Okuma Parçası:

((

Müslüman Kardeşler hareketinin gericiliği, salt felsefi görüş,
inanç ve kültür alanıyla sınırlı değildir. Müslüman
Kardeşler, siyasal, sosyal ve ekonomik görüş ve yaklaşımlarıyla
da düpedüz gericidirler.
Siyasal alanda komünizm düşmanı, demokrasi düşmanı, kadın
düşmanı ve yabancı düşmanıdırlar. Siyasal ve felsefi
liberalizmi kökten reddederler. Düşünce, ifade ve örgütlenme
özgürlüğü ile laikliği, "İslama yabancı, Batı taklitçisi
uygulamalar" sayarlar.
Sosyal alanda, kadınları, ateistleri ve İslam dinine mensup
olmayanları ikinci sınıf insan kabul ederler. İşçi
sendikalarını, grev hakkını, tarım işçilerinin ve yoksul
köylülerin hak arayışlarını, burjuvazinin mülklerine ve toprak
beylerinin topraklarına el konulmasını, "dinsiz komünistlik"
ilan ederler.
Ekonomik alanda ise, kendilerini kapitalizme uyarlamışlardır.

))

Bir koleksiyonda saklanan kayıtlar:
((

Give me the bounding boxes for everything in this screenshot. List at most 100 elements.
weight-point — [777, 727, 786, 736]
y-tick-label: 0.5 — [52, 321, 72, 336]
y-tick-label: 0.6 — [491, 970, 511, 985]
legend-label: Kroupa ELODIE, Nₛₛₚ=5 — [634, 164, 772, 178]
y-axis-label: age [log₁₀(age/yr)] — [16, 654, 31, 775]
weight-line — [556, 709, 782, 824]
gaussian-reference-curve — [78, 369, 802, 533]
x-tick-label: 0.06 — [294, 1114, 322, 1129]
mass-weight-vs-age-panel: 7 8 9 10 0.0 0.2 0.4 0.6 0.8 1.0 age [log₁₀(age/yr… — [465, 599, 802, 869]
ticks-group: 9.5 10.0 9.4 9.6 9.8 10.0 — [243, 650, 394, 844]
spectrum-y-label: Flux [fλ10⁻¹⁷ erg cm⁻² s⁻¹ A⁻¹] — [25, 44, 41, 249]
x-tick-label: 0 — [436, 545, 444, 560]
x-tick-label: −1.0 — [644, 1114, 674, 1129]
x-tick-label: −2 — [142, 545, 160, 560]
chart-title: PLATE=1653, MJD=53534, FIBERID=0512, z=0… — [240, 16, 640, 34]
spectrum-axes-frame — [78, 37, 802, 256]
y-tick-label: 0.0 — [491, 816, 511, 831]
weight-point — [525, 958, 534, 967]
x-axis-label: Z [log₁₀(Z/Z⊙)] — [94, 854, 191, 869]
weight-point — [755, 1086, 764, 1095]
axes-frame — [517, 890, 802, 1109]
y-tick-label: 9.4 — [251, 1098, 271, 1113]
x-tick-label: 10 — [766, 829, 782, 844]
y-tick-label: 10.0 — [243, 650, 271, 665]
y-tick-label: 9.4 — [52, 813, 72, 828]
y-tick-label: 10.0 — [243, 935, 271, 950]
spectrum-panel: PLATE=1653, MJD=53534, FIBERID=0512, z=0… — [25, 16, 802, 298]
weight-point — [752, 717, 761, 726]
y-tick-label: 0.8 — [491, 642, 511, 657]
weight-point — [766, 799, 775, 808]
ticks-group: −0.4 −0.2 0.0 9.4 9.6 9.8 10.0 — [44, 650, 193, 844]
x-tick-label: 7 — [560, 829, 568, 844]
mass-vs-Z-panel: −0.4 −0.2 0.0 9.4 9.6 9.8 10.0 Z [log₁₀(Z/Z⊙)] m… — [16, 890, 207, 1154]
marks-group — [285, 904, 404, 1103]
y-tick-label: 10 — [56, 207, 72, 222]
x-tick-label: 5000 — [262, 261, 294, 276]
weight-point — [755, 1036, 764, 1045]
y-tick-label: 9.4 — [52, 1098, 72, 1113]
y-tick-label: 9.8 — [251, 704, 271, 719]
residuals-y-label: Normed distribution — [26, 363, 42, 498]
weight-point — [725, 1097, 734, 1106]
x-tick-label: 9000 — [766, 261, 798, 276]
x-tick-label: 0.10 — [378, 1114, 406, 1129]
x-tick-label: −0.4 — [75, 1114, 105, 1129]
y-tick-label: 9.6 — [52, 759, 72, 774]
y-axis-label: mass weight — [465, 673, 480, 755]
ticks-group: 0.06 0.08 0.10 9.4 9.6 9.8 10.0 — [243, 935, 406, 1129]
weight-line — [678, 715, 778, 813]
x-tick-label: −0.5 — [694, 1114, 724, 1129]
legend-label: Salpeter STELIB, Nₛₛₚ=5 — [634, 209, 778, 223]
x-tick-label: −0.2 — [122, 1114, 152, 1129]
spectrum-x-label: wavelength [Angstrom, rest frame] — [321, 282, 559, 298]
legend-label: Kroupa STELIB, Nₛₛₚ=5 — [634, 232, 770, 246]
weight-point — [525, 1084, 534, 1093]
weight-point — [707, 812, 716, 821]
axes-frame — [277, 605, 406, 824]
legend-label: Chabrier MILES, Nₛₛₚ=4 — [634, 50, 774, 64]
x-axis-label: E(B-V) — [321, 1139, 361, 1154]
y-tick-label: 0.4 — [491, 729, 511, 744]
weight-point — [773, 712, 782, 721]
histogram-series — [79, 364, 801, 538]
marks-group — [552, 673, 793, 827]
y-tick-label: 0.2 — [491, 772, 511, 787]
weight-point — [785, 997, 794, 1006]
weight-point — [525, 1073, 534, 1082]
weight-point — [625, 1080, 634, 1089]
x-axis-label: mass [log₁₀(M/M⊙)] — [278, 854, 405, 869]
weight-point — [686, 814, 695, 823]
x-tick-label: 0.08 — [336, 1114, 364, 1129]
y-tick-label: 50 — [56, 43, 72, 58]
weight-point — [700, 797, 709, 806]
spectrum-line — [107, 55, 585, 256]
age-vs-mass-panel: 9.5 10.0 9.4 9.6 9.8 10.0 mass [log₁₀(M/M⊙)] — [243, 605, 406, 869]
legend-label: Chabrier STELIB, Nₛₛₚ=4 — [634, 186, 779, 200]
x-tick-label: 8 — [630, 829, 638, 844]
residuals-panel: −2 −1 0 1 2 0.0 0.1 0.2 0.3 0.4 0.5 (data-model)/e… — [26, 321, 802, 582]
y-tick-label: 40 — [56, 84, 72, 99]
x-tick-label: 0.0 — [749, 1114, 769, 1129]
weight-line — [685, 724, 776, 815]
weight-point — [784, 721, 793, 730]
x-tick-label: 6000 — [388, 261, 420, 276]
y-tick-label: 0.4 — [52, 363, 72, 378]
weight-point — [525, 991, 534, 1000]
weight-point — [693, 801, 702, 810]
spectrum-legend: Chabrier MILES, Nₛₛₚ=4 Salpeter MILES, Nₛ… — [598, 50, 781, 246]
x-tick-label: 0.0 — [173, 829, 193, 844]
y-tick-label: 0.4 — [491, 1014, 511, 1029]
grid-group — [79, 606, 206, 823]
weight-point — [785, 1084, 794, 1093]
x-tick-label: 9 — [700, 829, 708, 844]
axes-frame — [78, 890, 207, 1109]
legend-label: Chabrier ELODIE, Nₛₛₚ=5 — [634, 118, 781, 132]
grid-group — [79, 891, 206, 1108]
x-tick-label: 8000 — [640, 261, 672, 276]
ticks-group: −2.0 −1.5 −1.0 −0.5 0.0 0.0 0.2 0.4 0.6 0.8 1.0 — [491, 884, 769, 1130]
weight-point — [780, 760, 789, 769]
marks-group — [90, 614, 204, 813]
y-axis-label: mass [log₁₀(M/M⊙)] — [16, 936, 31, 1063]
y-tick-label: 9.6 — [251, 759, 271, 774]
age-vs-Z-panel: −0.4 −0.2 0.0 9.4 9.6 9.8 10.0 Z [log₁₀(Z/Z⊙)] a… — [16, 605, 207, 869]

))

Çözülecek Soru 1:
Müslüman Kardeşler hakkındaki okuma parçasına göre aşağıdaki soruları yanıtlayınız.
(a) Müslüman Kardeşler düşünce, ifade ve örgütlenme özgürlüğü ile laikliği ne sayar?
(b) Sosyal alanda hangi kesimleri ikinci sınıf insan kabul ederler?
(c) Ekonomik alanda kendilerini neye uyarlamışlardır?
Çözülecek Soru 2: Müslüman Kardeşler hareketini anlatan okuma parçasını son cümlesinden itibaren devam ettiriniz.

Soru Yanıtı 1:
(a) "İslama yabancı, Batı taklitçisi uygulamalar" sayarlar.
(b) Kadınları, ateistleri ve İslam dinine mensup olmayanları ikinci sınıf insan kabul ederler.
(c) Kendilerini kapitalizme uyarlamışlardır.

Soru Yanıtı 2:
Serbest piyasayı, serbest ticareti, serbest sözleşmeyi mutlak hak
kabul ederler. Kapitalist mülkiyeti sınırlayan, işverenleri
kısıtlayan her girişimi "devlet baskısı" sayarlar, devletin
patronlarla işçiler arasına girmemesini savunurlar. Nâsır
döneminde gerçekleştirilen fabrika ve toprak kamulaştırmalarını,
ekonomik devletleştirmeleri reddetmiş oldukları gibi, Enver Sedat
ve Hüsnü Mübarek döneminde işletmelerin eski sahiplerine
devredilmesini desteklemişler, özelleştirmeleri hararetle
savunmuşlardır. Yani, Müslüman Kardeşler, ekonomik liberalizmi,
neoliberal düşünceyi bütünüyle içselleştirmişlerdir. Zaten,
Müslüman Kardeşler'in yönetici kadrosu, son derece zengin
"işbilir" insanlardan oluşuyor.
Askerî yönetimin referanduma sunduğu ve kabul edilen taslak, Hüsnü
Mübarek dönemi anayasasındaki birçok hükmü koruyor. Rejim
başkanlık rejimi olmaya devam ediyor. Ordu ve polis doğrudan
doğruya Cumhurbaşkanına bağlı kalıyor; cumhurbaşkanı
olağanüstü hâl ilan edebiliyor; iki kanatlı parlamentoda
senatörlerin üçte birini, meclis üyelerinin onda birini
atayabiliyor.
Müslüman Kardeşler, anayasa referandumunda, "yetmez ama evet"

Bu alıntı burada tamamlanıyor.